**WHAT YOU ARE ASKED TO DO:** Print the material below word for word, beginning with its first line and stopping after the line that contains "Identify all the". Leave the pictures out.

[STORED ROWS start]

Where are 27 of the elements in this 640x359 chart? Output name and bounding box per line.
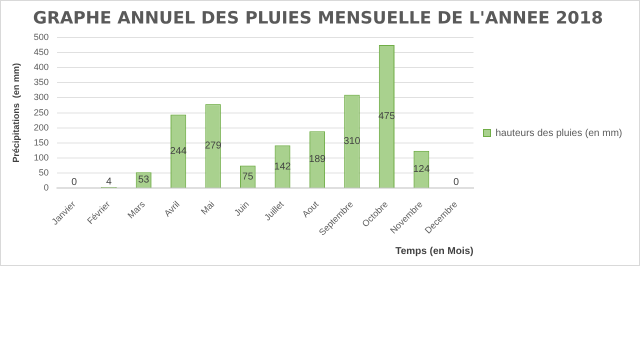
data-label: 0: [71, 176, 78, 188]
x-axis-title: Temps (en Mois): [395, 246, 474, 257]
y-tick-label: 0: [44, 182, 49, 193]
data-label: 124: [413, 164, 430, 176]
x-tick-label: Juin: [232, 199, 251, 218]
legend-label: hauteurs des pluies (en mm): [496, 128, 622, 139]
y-tick-label: 300: [34, 92, 49, 102]
data-label: 279: [204, 140, 222, 152]
data-label: 0: [453, 176, 460, 188]
y-tick-label: 350: [34, 77, 49, 88]
data-label: 75: [242, 171, 254, 182]
y-tick-label: 100: [34, 152, 49, 163]
y-tick-label: 400: [34, 62, 49, 72]
y-tick-label: 150: [34, 137, 49, 148]
data-label: 189: [308, 154, 326, 166]
data-label: 4: [106, 176, 112, 188]
data-label: 310: [344, 136, 361, 147]
y-tick-label: 200: [34, 122, 49, 132]
data-label: 142: [274, 161, 292, 172]
y-tick-label: 250: [34, 107, 49, 118]
y-tick-label: 500: [34, 32, 49, 42]
chart-title: GRAPHE ANNUEL DES PLUIES MENSUELLE DE L'ANNEE 2018: [32, 8, 604, 29]
data-label: 53: [138, 174, 150, 186]
y-axis-title: Précipitations (en mm): [10, 63, 21, 163]
x-tick-label: Mai: [198, 199, 216, 216]
y-tick-label: 50: [38, 168, 49, 178]
y-tick-label: 450: [34, 46, 49, 57]
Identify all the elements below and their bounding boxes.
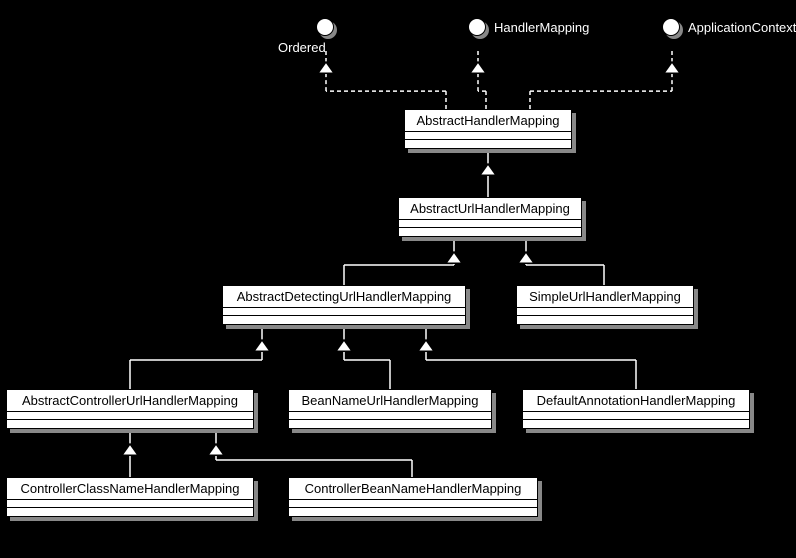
interface-applicationcontextaware <box>662 18 682 38</box>
interface-label-ordered: Ordered <box>278 40 326 55</box>
class-title: AbstractUrlHandlerMapping <box>399 198 581 220</box>
class-simpleurlhandlermapping: SimpleUrlHandlerMapping <box>516 285 694 325</box>
class-controllerbeannamehandlermapping: ControllerBeanNameHandlerMapping <box>288 477 538 517</box>
interface-label-applicationcontextaware: ApplicationContextAware <box>688 20 796 35</box>
class-abstractcontrollerurlhandlermapping: AbstractControllerUrlHandlerMapping <box>6 389 254 429</box>
class-abstractdetectingurlhandlermapping: AbstractDetectingUrlHandlerMapping <box>222 285 466 325</box>
connector-layer <box>0 0 796 558</box>
class-beannameurlhandlermapping: BeanNameUrlHandlerMapping <box>288 389 492 429</box>
class-abstracturlhandlermapping: AbstractUrlHandlerMapping <box>398 197 582 237</box>
class-title: AbstractHandlerMapping <box>405 110 571 132</box>
class-title: BeanNameUrlHandlerMapping <box>289 390 491 412</box>
interface-label-handlermapping: HandlerMapping <box>494 20 589 35</box>
interface-ordered <box>316 18 336 38</box>
class-title: DefaultAnnotationHandlerMapping <box>523 390 749 412</box>
class-defaultannotationhandlermapping: DefaultAnnotationHandlerMapping <box>522 389 750 429</box>
class-title: ControllerClassNameHandlerMapping <box>7 478 253 500</box>
class-title: ControllerBeanNameHandlerMapping <box>289 478 537 500</box>
class-abstracthandlermapping: AbstractHandlerMapping <box>404 109 572 149</box>
class-controllerclassnamehandlermapping: ControllerClassNameHandlerMapping <box>6 477 254 517</box>
interface-handlermapping <box>468 18 488 38</box>
class-title: AbstractDetectingUrlHandlerMapping <box>223 286 465 308</box>
class-title: SimpleUrlHandlerMapping <box>517 286 693 308</box>
class-title: AbstractControllerUrlHandlerMapping <box>7 390 253 412</box>
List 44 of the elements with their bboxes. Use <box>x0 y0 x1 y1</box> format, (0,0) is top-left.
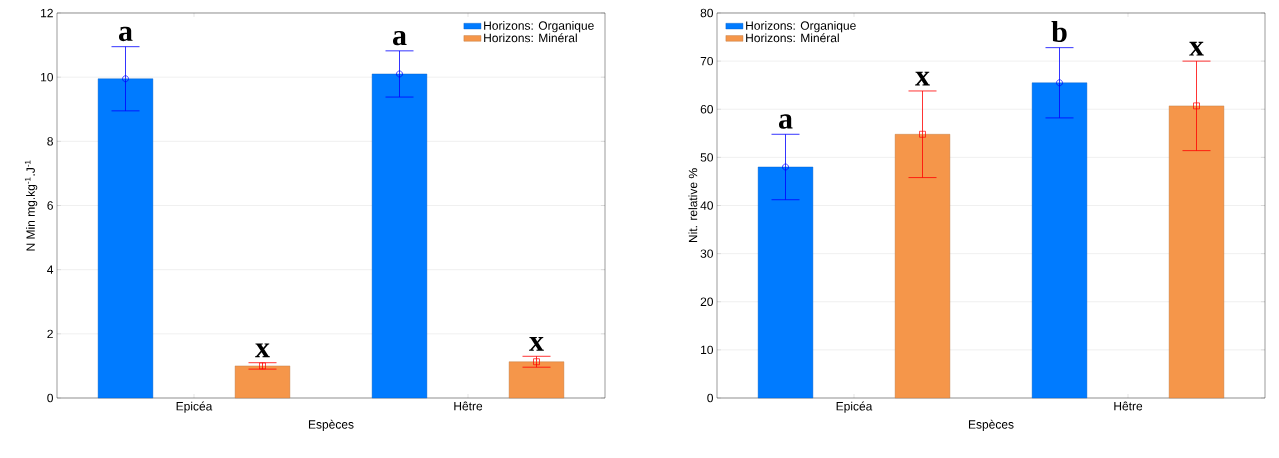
y-axis-title: N Min mg.kg$^{-1}$.J$^{-1}$ <box>24 160 38 251</box>
annotation: x <box>255 343 270 358</box>
annotation: x <box>529 336 544 351</box>
bar <box>371 73 428 399</box>
bar <box>97 78 154 399</box>
bar <box>894 134 951 399</box>
y-tick-label: 70 <box>700 56 714 66</box>
y-tick-label: 60 <box>700 105 714 114</box>
legend-label: Horizons: Organique <box>746 21 856 33</box>
legend-label: Horizons: Minéral <box>746 33 839 43</box>
annotation: x <box>1189 41 1204 56</box>
y-tick-label: 10 <box>41 72 53 82</box>
bar <box>1031 82 1088 399</box>
y-tick-label: 0 <box>47 393 54 403</box>
x-tick-label: Epicéa <box>176 401 213 413</box>
annotation: a <box>118 26 133 42</box>
legend-label: Horizons: Minéral <box>484 33 577 43</box>
x-tick-label: Hêtre <box>1114 401 1143 411</box>
legend-label: Horizons: Organique <box>484 21 594 33</box>
y-tick-label: 30 <box>700 249 714 258</box>
y-tick-label: 2 <box>47 329 53 339</box>
y-tick-label: 0 <box>707 393 714 403</box>
y-tick-label: 80 <box>700 8 714 18</box>
bar <box>757 166 814 399</box>
bar <box>234 365 291 399</box>
y-tick-label: 12 <box>41 8 53 18</box>
annotation: x <box>915 71 930 86</box>
x-axis-title: Espèces <box>308 419 354 432</box>
y-tick-label: 40 <box>700 201 714 210</box>
y-tick-label: 50 <box>700 153 714 162</box>
x-tick-label: Epicéa <box>836 401 873 413</box>
annotation: b <box>1051 21 1067 43</box>
x-tick-label: Hêtre <box>454 401 483 411</box>
y-tick-label: 6 <box>47 201 53 210</box>
bar <box>508 361 565 399</box>
y-tick-label: 20 <box>700 297 714 306</box>
annotation: a <box>778 114 793 129</box>
y-tick-label: 4 <box>47 265 54 274</box>
bar <box>1168 105 1225 399</box>
y-axis-title: Nit. relative % <box>688 168 698 243</box>
y-tick-label: 8 <box>47 137 53 146</box>
annotation: a <box>392 30 407 46</box>
x-axis-title: Espèces <box>968 419 1014 432</box>
y-tick-label: 10 <box>701 345 714 355</box>
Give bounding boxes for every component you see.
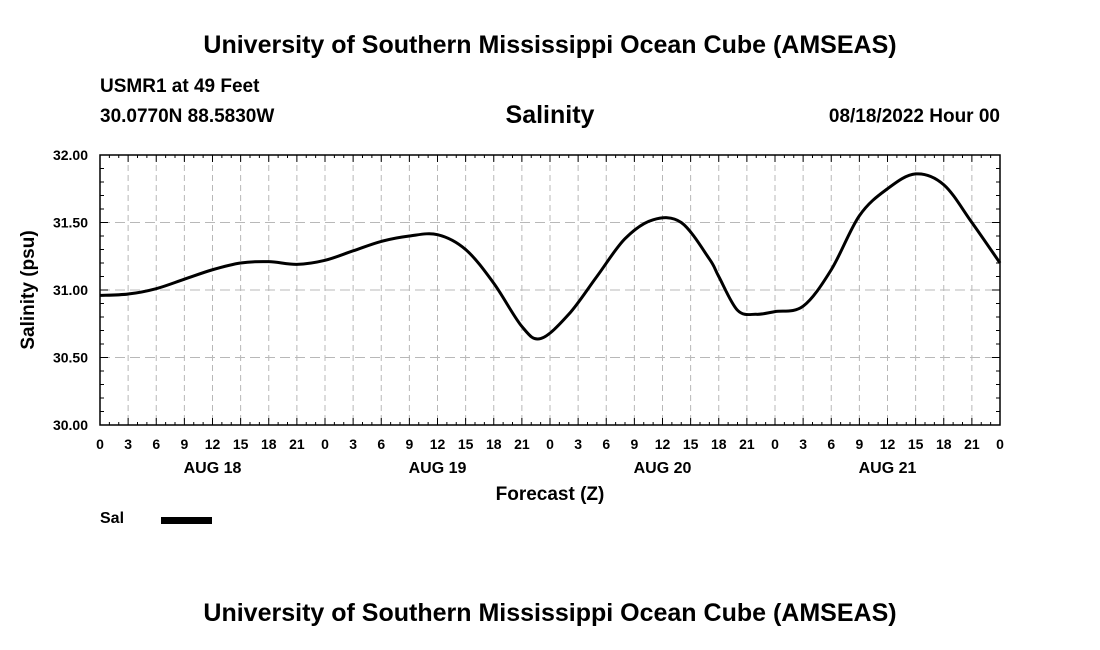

[STORED ROWS end]

**RESPONSE FOR THIS EXERCISE:**
Where are 27 of the elements in this 640x359 chart? Output name and bounding box per line.
data-label: 0: [71, 176, 78, 188]
x-axis-title: Temps (en Mois): [395, 246, 474, 257]
y-tick-label: 0: [44, 182, 49, 193]
data-label: 124: [413, 164, 430, 176]
x-tick-label: Juin: [232, 199, 251, 218]
legend-label: hauteurs des pluies (en mm): [496, 128, 622, 139]
y-tick-label: 300: [34, 92, 49, 102]
data-label: 279: [204, 140, 222, 152]
data-label: 0: [453, 176, 460, 188]
y-tick-label: 350: [34, 77, 49, 88]
data-label: 75: [242, 171, 254, 182]
y-tick-label: 100: [34, 152, 49, 163]
y-tick-label: 400: [34, 62, 49, 72]
y-tick-label: 150: [34, 137, 49, 148]
data-label: 189: [308, 154, 326, 166]
data-label: 4: [106, 176, 112, 188]
data-label: 310: [344, 136, 361, 147]
y-tick-label: 200: [34, 122, 49, 132]
data-label: 142: [274, 161, 292, 172]
y-tick-label: 250: [34, 107, 49, 118]
y-tick-label: 500: [34, 32, 49, 42]
chart-title: GRAPHE ANNUEL DES PLUIES MENSUELLE DE L'ANNEE 2018: [32, 8, 604, 29]
data-label: 53: [138, 174, 150, 186]
y-axis-title: Précipitations (en mm): [10, 63, 21, 163]
x-tick-label: Mai: [198, 199, 216, 216]
y-tick-label: 50: [38, 168, 49, 178]
y-tick-label: 450: [34, 46, 49, 57]
Identify all the elements below and their bounding boxes.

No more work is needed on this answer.